Structured figure records:
* START *
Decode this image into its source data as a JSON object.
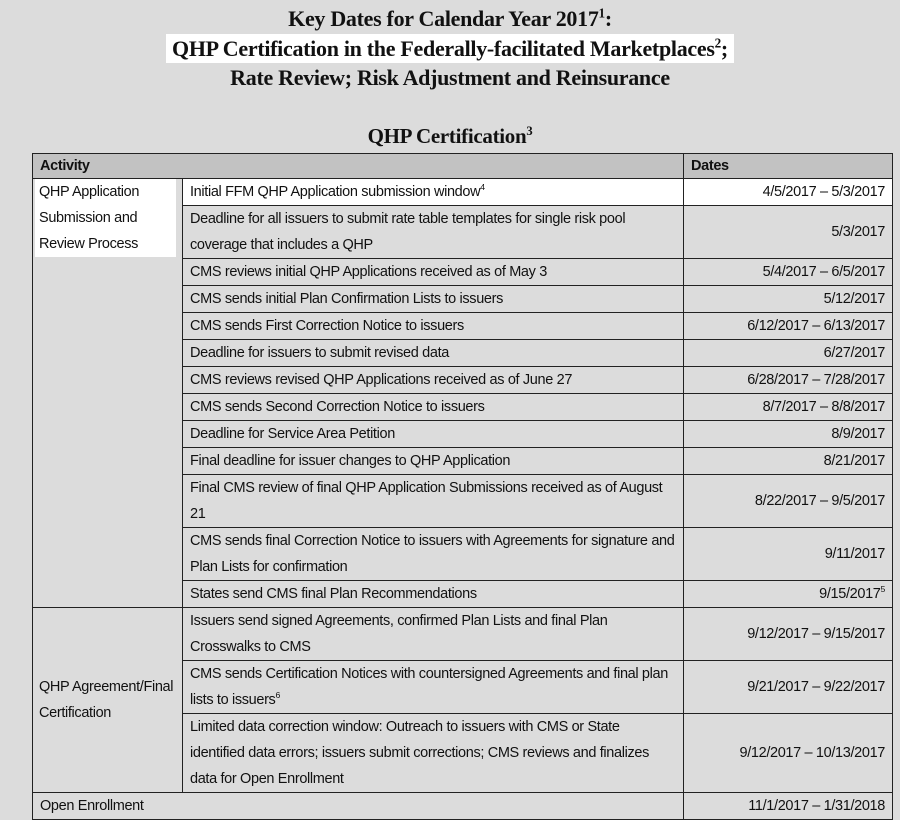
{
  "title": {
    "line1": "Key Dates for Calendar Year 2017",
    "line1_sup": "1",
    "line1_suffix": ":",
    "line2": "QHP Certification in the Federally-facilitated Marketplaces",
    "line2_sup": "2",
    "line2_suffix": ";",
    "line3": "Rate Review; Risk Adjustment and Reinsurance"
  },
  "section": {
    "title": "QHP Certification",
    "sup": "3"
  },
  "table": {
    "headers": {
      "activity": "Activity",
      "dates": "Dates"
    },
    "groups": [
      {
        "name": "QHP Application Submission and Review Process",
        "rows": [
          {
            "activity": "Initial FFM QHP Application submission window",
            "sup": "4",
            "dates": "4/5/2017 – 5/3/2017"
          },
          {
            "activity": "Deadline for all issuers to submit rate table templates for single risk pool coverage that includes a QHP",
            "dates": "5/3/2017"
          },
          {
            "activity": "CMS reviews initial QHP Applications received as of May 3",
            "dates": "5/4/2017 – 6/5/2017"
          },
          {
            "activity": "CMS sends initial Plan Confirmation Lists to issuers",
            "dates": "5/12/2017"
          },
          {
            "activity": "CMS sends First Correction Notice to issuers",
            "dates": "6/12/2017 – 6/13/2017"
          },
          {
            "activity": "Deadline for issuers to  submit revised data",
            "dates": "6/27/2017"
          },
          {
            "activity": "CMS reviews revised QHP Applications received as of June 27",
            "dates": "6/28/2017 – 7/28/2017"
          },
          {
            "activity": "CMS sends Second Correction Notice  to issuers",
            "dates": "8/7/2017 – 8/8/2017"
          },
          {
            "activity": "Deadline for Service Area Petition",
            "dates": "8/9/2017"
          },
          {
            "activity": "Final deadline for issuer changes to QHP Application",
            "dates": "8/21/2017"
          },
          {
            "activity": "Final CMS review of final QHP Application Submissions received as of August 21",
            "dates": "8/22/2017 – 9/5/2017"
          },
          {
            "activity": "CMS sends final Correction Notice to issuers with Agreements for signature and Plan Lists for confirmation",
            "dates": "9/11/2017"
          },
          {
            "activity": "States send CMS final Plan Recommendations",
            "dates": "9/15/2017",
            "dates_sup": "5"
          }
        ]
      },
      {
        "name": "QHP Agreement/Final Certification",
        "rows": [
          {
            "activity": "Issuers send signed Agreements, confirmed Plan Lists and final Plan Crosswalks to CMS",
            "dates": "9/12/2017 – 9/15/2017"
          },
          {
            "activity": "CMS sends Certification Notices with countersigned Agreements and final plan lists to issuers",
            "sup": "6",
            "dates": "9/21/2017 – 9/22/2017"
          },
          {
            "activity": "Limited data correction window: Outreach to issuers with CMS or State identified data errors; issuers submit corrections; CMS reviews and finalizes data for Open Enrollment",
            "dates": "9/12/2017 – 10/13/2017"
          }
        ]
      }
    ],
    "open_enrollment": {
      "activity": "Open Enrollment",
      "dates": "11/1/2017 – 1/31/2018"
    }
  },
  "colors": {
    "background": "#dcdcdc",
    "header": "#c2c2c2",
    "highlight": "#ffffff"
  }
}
* END *
* START *
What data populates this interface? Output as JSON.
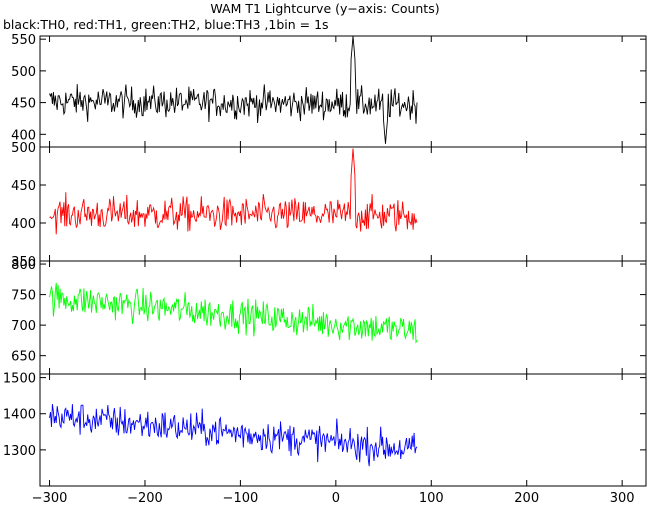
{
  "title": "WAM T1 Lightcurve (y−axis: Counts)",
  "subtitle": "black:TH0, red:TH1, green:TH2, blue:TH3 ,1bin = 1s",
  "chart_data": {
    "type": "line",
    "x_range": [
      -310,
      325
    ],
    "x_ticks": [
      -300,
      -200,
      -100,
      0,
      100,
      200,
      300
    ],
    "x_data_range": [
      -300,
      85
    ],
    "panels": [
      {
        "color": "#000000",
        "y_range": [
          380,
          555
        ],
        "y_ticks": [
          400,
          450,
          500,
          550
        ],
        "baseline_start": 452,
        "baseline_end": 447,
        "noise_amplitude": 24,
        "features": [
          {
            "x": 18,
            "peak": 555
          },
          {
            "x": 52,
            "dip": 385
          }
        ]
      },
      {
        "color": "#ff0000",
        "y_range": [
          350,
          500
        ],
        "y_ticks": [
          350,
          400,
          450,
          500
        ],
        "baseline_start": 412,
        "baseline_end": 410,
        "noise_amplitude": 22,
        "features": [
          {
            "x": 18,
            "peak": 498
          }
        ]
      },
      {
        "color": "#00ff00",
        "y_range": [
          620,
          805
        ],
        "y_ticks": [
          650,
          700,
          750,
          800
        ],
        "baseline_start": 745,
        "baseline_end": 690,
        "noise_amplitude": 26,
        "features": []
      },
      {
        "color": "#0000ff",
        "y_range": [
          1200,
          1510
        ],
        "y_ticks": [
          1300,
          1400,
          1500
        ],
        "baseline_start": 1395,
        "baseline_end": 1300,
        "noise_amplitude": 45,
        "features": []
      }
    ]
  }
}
* END *
Find the word "with" in the data and copy out each line where it turns up.

            "activity": "CMS sends final Correction Notice to issuers with Agreements for signature and Plan Lists for confirmation",
            "activity": "CMS sends Certification Notices with countersigned Agreements and final plan lists to issuers",
            "activity": "Limited data correction window: Outreach to issuers with CMS or State identified data errors; issuers submit corrections; CMS reviews and finalizes data for Open Enrollment",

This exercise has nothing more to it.